■ Instructions for the task:
Every line that contains the word "materials" should be copied out.

────

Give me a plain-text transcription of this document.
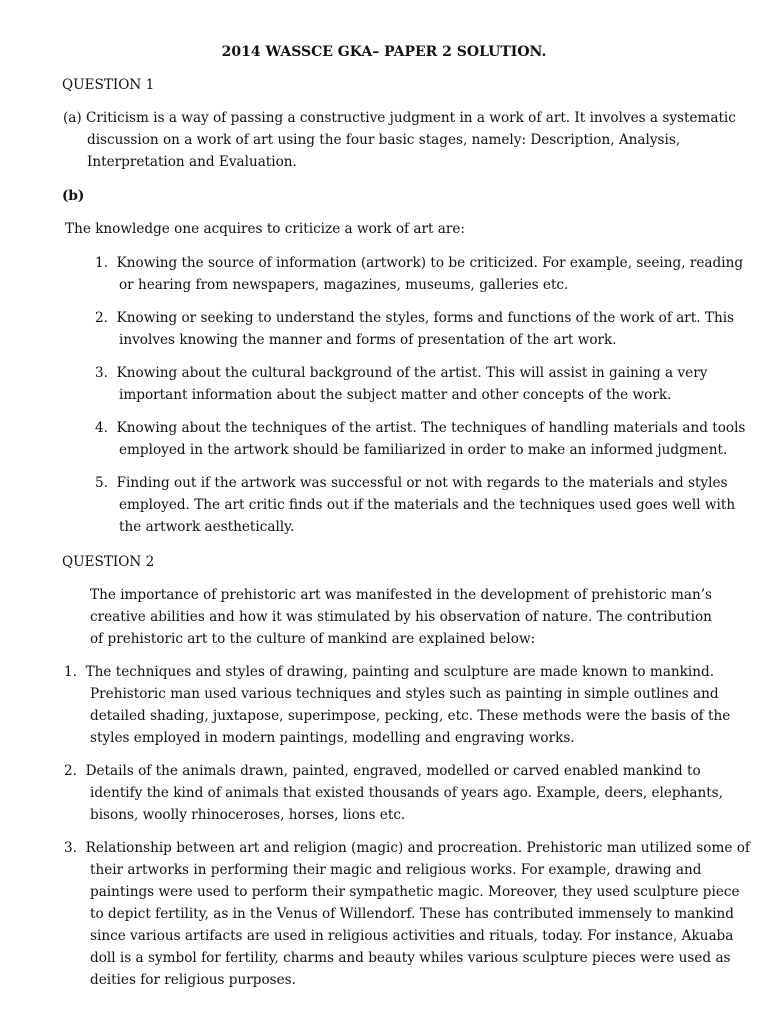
2014 WASSCE GKA– PAPER 2 SOLUTION.

QUESTION 1

(a) Criticism is a way of passing a constructive judgment in a work of art. It involves a systematic discussion on a work of art using the four basic stages, namely: Description, Analysis, Interpretation and Evaluation.

(b)

The knowledge one acquires to criticize a work of art are:

1.  Knowing the source of information (artwork) to be criticized. For example, seeing, reading or hearing from newspapers, magazines, museums, galleries etc.

2.  Knowing or seeking to understand the styles, forms and functions of the work of art. This involves knowing the manner and forms of presentation of the art work.

3.  Knowing about the cultural background of the artist. This will assist in gaining a very important information about the subject matter and other concepts of the work.

4.  Knowing about the techniques of the artist. The techniques of handling materials and tools employed in the artwork should be familiarized in order to make an informed judgment.

5.  Finding out if the artwork was successful or not with regards to the materials and styles employed. The art critic finds out if the materials and the techniques used goes well with the artwork aesthetically.

QUESTION 2

The importance of prehistoric art was manifested in the development of prehistoric man’s creative abilities and how it was stimulated by his observation of nature. The contribution of prehistoric art to the culture of mankind are explained below:

1.  The techniques and styles of drawing, painting and sculpture are made known to mankind. Prehistoric man used various techniques and styles such as painting in simple outlines and detailed shading, juxtapose, superimpose, pecking, etc. These methods were the basis of the styles employed in modern paintings, modelling and engraving works.

2.  Details of the animals drawn, painted, engraved, modelled or carved enabled mankind to identify the kind of animals that existed thousands of years ago. Example, deers, elephants, bisons, woolly rhinoceroses, horses, lions etc.

3.  Relationship between art and religion (magic) and procreation. Prehistoric man utilized some of their artworks in performing their magic and religious works. For example, drawing and paintings were used to perform their sympathetic magic. Moreover, they used sculpture piece to depict fertility, as in the Venus of Willendorf. These has contributed immensely to mankind since various artifacts are used in religious activities and rituals, today. For instance, Akuaba doll is a symbol for fertility, charms and beauty whiles various sculpture pieces were used as deities for religious purposes.
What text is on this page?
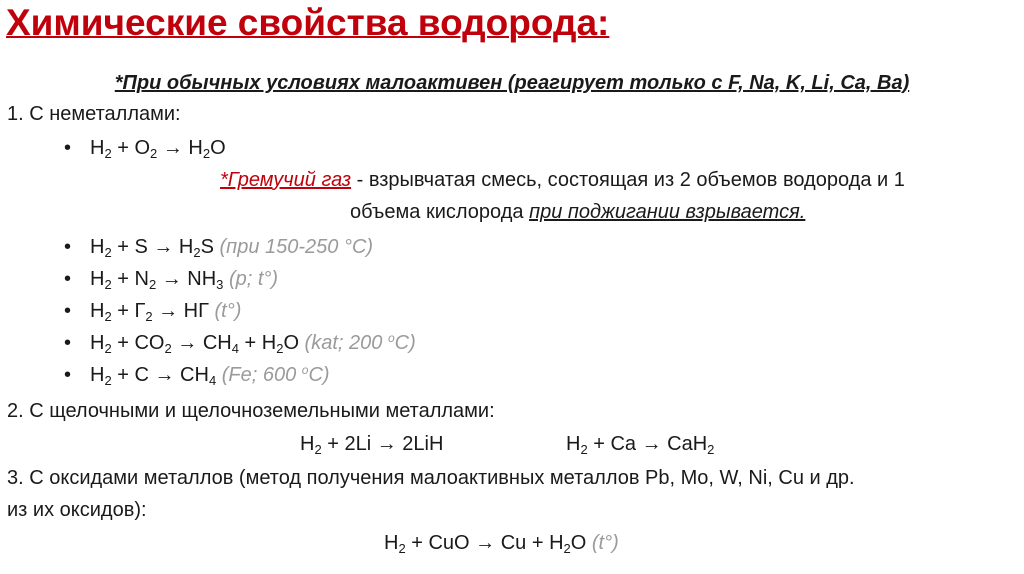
Химические свойства водорода:
*При обычных условиях малоактивен (реагирует только с F, Na, K, Li, Ca, Ba)
1. С неметаллами:
• $H_2 + O_2 \to H_2O$
*Гремучий газ - взрывчатая смесь, состоящая из 2 объемов водорода и 1
объема кислорода при поджигании взрывается.
• $H_2 + S \to H_2S$ (при 150-250 °С)
• $H_2 + N_2 \to NH_3$ (p; t°)
• $H_2 + Г_2$ → HГ (t°)
• $H_2 + CO_2 \to CH_4 + H_2O$ (kat; 200 $^o$C)
• $H_2 + C \to CH_4$ (Fe; 600 $^o$C)
2. С щелочными и щелочноземельными металлами:
$H_2 + 2Li \to 2LiH$	$H_2 + Ca \to CaH_2$
3. С оксидами металлов (метод получения малоактивных металлов Pb, Mo, W, Ni, Cu и др.
из их оксидов):
$H_2$ + CuO → $Cu + H_2O$ (t°)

────

■ Completed task:
4.  Knowing about the techniques of the artist. The techniques of handling materials and tools employed in the artwork should be familiarized in order to make an informed judgment.
5.  Finding out if the artwork was successful or not with regards to the materials and styles employed. The art critic finds out if the materials and the techniques used goes well with the artwork aesthetically.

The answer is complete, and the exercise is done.